Set problem ▸ Transcribe all of the material exactly.

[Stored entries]

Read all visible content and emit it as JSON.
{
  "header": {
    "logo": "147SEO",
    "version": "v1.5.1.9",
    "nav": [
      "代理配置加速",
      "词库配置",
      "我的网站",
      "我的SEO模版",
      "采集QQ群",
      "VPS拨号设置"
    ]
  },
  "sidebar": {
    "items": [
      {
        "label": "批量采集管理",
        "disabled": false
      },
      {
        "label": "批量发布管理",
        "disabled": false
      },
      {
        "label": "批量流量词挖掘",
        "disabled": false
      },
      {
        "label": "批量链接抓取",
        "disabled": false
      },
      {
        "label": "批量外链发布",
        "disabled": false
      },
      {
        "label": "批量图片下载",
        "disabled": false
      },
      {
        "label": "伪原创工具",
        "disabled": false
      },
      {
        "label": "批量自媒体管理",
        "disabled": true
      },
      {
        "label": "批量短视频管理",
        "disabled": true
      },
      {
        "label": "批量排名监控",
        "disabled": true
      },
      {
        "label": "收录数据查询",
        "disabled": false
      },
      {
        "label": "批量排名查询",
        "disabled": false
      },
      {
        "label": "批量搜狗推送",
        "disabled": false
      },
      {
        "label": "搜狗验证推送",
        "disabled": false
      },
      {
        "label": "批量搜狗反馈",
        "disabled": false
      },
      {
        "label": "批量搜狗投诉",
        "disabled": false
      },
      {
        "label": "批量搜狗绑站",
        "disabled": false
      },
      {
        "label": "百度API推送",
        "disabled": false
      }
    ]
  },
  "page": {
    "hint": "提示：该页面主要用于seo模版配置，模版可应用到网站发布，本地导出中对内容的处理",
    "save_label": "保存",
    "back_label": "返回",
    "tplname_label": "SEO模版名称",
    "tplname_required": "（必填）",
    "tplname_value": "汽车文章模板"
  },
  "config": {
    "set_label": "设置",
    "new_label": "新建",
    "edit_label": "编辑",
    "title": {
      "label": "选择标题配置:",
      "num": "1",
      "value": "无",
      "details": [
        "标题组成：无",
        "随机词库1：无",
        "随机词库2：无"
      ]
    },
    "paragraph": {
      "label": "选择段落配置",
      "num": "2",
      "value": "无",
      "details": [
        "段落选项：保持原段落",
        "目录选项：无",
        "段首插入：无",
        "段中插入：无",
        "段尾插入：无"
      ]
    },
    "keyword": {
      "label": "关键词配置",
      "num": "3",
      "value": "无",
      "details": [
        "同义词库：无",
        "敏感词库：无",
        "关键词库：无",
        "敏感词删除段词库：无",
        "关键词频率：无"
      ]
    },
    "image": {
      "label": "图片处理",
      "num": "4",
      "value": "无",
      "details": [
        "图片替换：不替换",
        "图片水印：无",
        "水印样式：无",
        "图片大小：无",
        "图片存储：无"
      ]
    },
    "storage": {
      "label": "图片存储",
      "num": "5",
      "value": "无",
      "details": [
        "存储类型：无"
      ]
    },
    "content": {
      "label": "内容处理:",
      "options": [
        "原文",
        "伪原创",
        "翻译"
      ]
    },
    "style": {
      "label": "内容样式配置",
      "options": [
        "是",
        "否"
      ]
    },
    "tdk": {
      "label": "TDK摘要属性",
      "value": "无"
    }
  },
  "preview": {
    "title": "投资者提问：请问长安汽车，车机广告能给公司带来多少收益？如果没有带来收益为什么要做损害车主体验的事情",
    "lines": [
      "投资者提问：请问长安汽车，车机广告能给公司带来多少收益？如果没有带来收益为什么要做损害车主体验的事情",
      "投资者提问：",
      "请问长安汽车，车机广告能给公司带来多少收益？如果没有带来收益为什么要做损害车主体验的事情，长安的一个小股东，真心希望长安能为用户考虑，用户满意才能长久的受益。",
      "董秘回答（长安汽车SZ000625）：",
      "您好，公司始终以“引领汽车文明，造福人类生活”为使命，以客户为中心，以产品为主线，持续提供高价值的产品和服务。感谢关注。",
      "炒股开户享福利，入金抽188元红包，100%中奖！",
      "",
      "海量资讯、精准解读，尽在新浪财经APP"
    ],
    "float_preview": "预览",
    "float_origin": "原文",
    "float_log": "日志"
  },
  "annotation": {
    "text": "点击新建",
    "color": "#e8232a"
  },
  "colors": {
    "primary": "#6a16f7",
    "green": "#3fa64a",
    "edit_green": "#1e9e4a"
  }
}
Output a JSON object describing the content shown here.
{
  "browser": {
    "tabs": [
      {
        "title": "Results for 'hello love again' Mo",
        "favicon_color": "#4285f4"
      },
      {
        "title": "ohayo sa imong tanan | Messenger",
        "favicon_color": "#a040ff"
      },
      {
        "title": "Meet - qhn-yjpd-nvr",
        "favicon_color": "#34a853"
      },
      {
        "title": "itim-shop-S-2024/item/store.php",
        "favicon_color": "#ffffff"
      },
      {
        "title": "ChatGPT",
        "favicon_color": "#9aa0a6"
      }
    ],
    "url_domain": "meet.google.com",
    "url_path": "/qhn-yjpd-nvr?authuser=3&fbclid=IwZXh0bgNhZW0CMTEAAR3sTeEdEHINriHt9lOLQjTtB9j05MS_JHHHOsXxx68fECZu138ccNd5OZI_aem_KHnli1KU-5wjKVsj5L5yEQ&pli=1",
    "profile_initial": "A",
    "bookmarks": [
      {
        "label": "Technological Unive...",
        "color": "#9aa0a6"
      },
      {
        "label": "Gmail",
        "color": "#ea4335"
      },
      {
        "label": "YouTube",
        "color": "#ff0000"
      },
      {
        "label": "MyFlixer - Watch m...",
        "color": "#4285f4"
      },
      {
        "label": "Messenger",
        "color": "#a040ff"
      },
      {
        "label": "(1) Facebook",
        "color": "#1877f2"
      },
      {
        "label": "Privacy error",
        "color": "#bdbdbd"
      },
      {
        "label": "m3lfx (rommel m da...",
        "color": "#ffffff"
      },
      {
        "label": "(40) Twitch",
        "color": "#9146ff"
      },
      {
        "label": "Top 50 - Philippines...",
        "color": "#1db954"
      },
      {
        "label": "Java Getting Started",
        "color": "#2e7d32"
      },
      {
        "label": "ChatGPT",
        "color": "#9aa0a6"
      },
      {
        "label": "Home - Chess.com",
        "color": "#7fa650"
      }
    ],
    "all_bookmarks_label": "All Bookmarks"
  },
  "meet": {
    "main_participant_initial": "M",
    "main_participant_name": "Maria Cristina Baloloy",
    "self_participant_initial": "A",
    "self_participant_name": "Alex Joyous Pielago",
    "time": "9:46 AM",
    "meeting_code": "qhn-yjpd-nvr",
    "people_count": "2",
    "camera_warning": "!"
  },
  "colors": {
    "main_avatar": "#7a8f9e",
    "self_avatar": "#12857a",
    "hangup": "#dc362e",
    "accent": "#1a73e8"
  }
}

Solved problem ▸
Read all visible content and emit it as JSON.
{
  "header": {
    "logo": "147SEO",
    "version": "v1.5.1.9",
    "nav": [
      "代理配置加速",
      "词库配置",
      "我的网站",
      "我的SEO模版",
      "采集QQ群",
      "VPS拨号设置"
    ]
  },
  "sidebar": {
    "items": [
      {
        "label": "批量采集管理",
        "disabled": false
      },
      {
        "label": "批量发布管理",
        "disabled": false
      },
      {
        "label": "批量流量词挖掘",
        "disabled": false
      },
      {
        "label": "批量链接抓取",
        "disabled": false
      },
      {
        "label": "批量外链发布",
        "disabled": false
      },
      {
        "label": "批量图片下载",
        "disabled": false
      },
      {
        "label": "伪原创工具",
        "disabled": false
      },
      {
        "label": "批量自媒体管理",
        "disabled": true
      },
      {
        "label": "批量短视频管理",
        "disabled": true
      },
      {
        "label": "批量排名监控",
        "disabled": true
      },
      {
        "label": "收录数据查询",
        "disabled": false
      },
      {
        "label": "批量排名查询",
        "disabled": false
      },
      {
        "label": "批量搜狗推送",
        "disabled": false
      },
      {
        "label": "搜狗验证推送",
        "disabled": false
      },
      {
        "label": "批量搜狗反馈",
        "disabled": false
      },
      {
        "label": "批量搜狗投诉",
        "disabled": false
      },
      {
        "label": "批量搜狗绑站",
        "disabled": false
      },
      {
        "label": "百度API推送",
        "disabled": false
      }
    ]
  },
  "page": {
    "hint": "提示：该页面主要用于seo模版配置，模版可应用到网站发布，本地导出中对内容的处理",
    "save_label": "保存",
    "back_label": "返回",
    "tplname_label": "SEO模版名称",
    "tplname_required": "（必填）",
    "tplname_value": "汽车文章模板"
  },
  "config": {
    "set_label": "设置",
    "new_label": "新建",
    "edit_label": "编辑",
    "title": {
      "label": "选择标题配置:",
      "num": "1",
      "value": "无",
      "details": [
        "标题组成：无",
        "随机词库1：无",
        "随机词库2：无"
      ]
    },
    "paragraph": {
      "label": "选择段落配置",
      "num": "2",
      "value": "无",
      "details": [
        "段落选项：保持原段落",
        "目录选项：无",
        "段首插入：无",
        "段中插入：无",
        "段尾插入：无"
      ]
    },
    "keyword": {
      "label": "关键词配置",
      "num": "3",
      "value": "无",
      "details": [
        "同义词库：无",
        "敏感词库：无",
        "关键词库：无",
        "敏感词删除段词库：无",
        "关键词频率：无"
      ]
    },
    "image": {
      "label": "图片处理",
      "num": "4",
      "value": "无",
      "details": [
        "图片替换：不替换",
        "图片水印：无",
        "水印样式：无",
        "图片大小：无",
        "图片存储：无"
      ]
    },
    "storage": {
      "label": "图片存储",
      "num": "5",
      "value": "无",
      "details": [
        "存储类型：无"
      ]
    },
    "content": {
      "label": "内容处理:",
      "options": [
        "原文",
        "伪原创",
        "翻译"
      ]
    },
    "style": {
      "label": "内容样式配置",
      "options": [
        "是",
        "否"
      ]
    },
    "tdk": {
      "label": "TDK摘要属性",
      "value": "无"
    }
  },
  "preview": {
    "title": "投资者提问：请问长安汽车，车机广告能给公司带来多少收益？如果没有带来收益为什么要做损害车主体验的事情",
    "lines": [
      "投资者提问：请问长安汽车，车机广告能给公司带来多少收益？如果没有带来收益为什么要做损害车主体验的事情",
      "投资者提问：",
      "请问长安汽车，车机广告能给公司带来多少收益？如果没有带来收益为什么要做损害车主体验的事情，长安的一个小股东，真心希望长安能为用户考虑，用户满意才能长久的受益。",
      "董秘回答（长安汽车SZ000625）：",
      "您好，公司始终以“引领汽车文明，造福人类生活”为使命，以客户为中心，以产品为主线，持续提供高价值的产品和服务。感谢关注。",
      "炒股开户享福利，入金抽188元红包，100%中奖！",
      "",
      "海量资讯、精准解读，尽在新浪财经APP"
    ],
    "float_preview": "预览",
    "float_origin": "原文",
    "float_log": "日志"
  },
  "annotation": {
    "text": "点击新建",
    "color": "#e8232a"
  },
  "colors": {
    "primary": "#6a16f7",
    "green": "#3fa64a",
    "edit_green": "#1e9e4a"
  }
}
Output a JSON object describing the content shown here.
{
  "browser": {
    "tabs": [
      {
        "title": "Results for 'hello love again' Mo",
        "favicon_color": "#4285f4"
      },
      {
        "title": "ohayo sa imong tanan | Messenger",
        "favicon_color": "#a040ff"
      },
      {
        "title": "Meet - qhn-yjpd-nvr",
        "favicon_color": "#34a853"
      },
      {
        "title": "itim-shop-S-2024/item/store.php",
        "favicon_color": "#ffffff"
      },
      {
        "title": "ChatGPT",
        "favicon_color": "#9aa0a6"
      }
    ],
    "url_domain": "meet.google.com",
    "url_path": "/qhn-yjpd-nvr?authuser=3&fbclid=IwZXh0bgNhZW0CMTEAAR3sTeEdEHINriHt9lOLQjTtB9j05MS_JHHHOsXxx68fECZu138ccNd5OZI_aem_KHnli1KU-5wjKVsj5L5yEQ&pli=1",
    "profile_initial": "A",
    "bookmarks": [
      {
        "label": "Technological Unive...",
        "color": "#9aa0a6"
      },
      {
        "label": "Gmail",
        "color": "#ea4335"
      },
      {
        "label": "YouTube",
        "color": "#ff0000"
      },
      {
        "label": "MyFlixer - Watch m...",
        "color": "#4285f4"
      },
      {
        "label": "Messenger",
        "color": "#a040ff"
      },
      {
        "label": "(1) Facebook",
        "color": "#1877f2"
      },
      {
        "label": "Privacy error",
        "color": "#bdbdbd"
      },
      {
        "label": "m3lfx (rommel m da...",
        "color": "#ffffff"
      },
      {
        "label": "(40) Twitch",
        "color": "#9146ff"
      },
      {
        "label": "Top 50 - Philippines...",
        "color": "#1db954"
      },
      {
        "label": "Java Getting Started",
        "color": "#2e7d32"
      },
      {
        "label": "ChatGPT",
        "color": "#9aa0a6"
      },
      {
        "label": "Home - Chess.com",
        "color": "#7fa650"
      }
    ],
    "all_bookmarks_label": "All Bookmarks"
  },
  "meet": {
    "main_participant_initial": "M",
    "main_participant_name": "Maria Cristina Baloloy",
    "self_participant_initial": "A",
    "self_participant_name": "Alex Joyous Pielago",
    "time": "9:46 AM",
    "meeting_code": "qhn-yjpd-nvr",
    "people_count": "2",
    "camera_warning": "!"
  },
  "colors": {
    "main_avatar": "#7a8f9e",
    "self_avatar": "#12857a",
    "hangup": "#dc362e",
    "accent": "#1a73e8"
  }
}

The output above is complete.